#### Supplied material ####

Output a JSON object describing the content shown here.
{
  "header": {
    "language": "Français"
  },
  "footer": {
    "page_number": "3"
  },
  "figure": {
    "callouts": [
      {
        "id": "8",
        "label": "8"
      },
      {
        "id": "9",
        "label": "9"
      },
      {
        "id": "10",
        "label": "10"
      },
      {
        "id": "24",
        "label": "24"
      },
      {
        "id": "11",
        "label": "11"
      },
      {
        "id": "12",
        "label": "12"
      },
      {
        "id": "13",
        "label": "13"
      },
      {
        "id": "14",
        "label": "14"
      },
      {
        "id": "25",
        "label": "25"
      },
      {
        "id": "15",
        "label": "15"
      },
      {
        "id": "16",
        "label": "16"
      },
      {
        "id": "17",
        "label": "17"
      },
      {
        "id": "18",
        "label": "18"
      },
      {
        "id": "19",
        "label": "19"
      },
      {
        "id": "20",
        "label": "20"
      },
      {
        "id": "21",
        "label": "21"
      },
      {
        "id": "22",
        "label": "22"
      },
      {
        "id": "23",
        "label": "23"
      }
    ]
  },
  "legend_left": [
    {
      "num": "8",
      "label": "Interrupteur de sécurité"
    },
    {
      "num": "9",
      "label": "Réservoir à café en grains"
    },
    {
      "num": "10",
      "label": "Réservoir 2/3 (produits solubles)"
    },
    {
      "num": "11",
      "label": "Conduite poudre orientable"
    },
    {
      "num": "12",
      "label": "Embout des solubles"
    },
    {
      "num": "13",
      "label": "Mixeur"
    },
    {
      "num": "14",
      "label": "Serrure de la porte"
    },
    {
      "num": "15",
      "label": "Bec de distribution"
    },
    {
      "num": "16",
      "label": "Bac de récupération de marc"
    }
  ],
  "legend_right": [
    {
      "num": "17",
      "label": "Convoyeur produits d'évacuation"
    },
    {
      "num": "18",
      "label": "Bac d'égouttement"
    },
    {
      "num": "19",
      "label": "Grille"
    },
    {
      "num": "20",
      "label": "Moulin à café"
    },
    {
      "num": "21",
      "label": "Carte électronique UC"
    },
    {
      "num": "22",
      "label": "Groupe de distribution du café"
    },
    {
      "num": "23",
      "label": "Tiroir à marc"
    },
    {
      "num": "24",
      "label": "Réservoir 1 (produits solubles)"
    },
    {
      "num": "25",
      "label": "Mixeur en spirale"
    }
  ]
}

####
#### Supplied material ####

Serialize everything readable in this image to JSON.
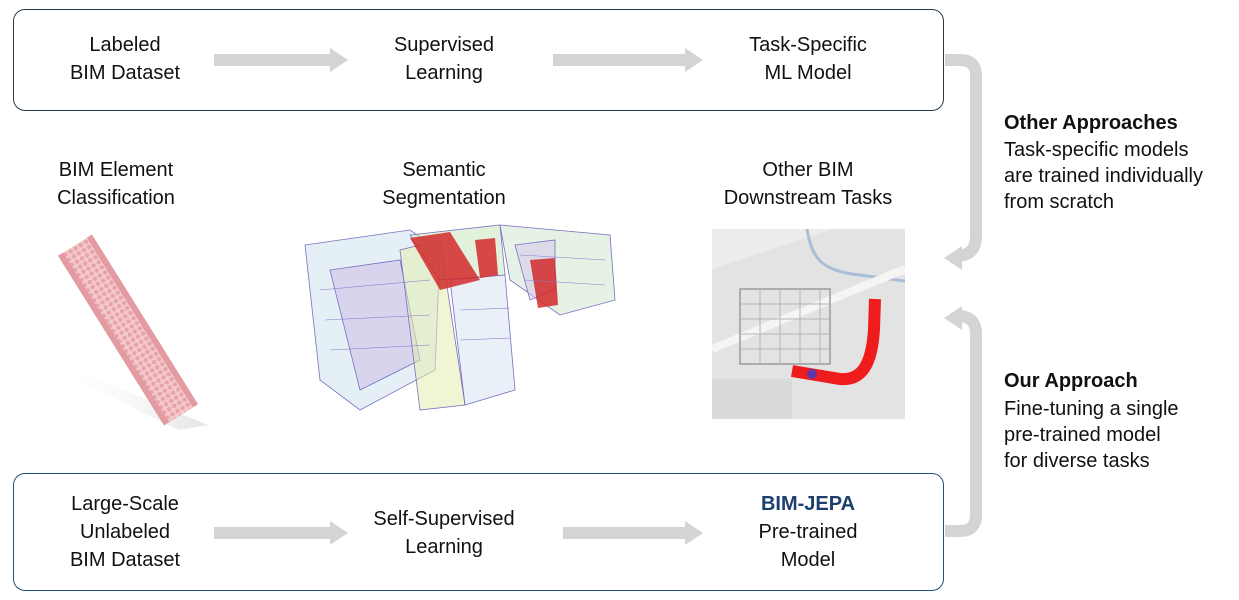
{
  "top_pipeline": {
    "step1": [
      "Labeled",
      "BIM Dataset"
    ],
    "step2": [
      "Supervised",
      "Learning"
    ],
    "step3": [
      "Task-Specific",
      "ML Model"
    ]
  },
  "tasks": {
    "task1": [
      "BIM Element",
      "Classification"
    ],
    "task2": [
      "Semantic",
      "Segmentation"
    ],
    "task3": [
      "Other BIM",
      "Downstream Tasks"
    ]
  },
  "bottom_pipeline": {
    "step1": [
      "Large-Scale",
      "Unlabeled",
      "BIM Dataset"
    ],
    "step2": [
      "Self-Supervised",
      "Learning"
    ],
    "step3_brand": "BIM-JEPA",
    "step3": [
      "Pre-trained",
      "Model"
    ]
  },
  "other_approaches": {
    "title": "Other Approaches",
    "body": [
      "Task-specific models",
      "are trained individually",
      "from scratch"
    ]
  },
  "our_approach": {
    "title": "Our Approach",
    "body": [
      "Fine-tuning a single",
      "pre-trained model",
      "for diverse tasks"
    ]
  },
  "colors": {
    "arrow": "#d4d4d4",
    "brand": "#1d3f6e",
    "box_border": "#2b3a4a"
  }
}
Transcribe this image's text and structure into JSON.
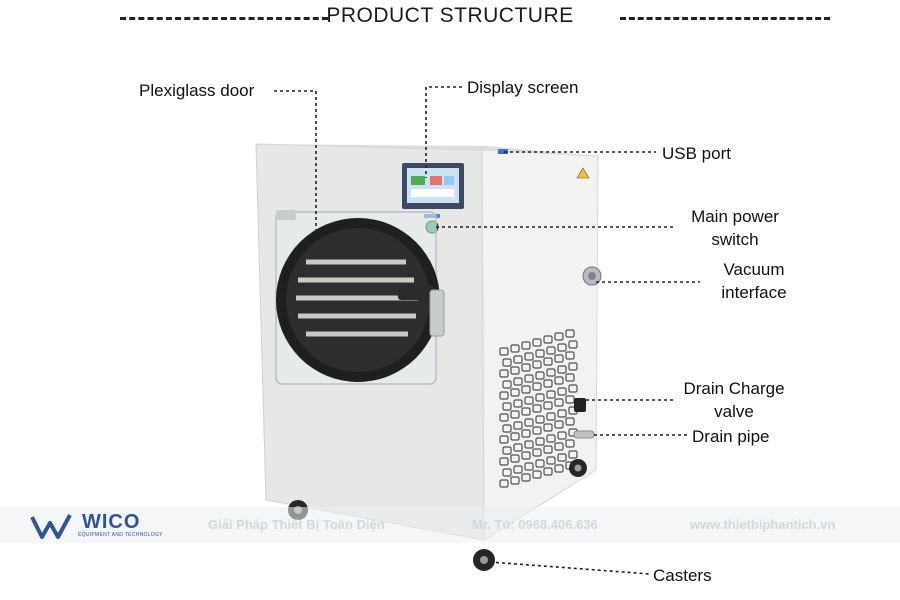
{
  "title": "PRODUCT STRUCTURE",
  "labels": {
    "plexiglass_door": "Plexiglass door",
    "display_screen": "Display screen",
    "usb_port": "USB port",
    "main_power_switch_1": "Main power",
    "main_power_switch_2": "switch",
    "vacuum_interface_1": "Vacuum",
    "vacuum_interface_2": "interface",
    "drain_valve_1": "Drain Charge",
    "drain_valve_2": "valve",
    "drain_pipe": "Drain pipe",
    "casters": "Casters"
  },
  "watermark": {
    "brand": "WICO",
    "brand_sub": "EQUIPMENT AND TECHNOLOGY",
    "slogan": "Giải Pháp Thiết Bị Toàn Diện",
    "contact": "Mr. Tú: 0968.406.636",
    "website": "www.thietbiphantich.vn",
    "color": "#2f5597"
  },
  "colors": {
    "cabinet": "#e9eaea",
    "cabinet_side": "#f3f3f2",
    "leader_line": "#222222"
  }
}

####

Go through the listing above line by line and say how many lines hold the word "Réservoir". Reply with that number only.

3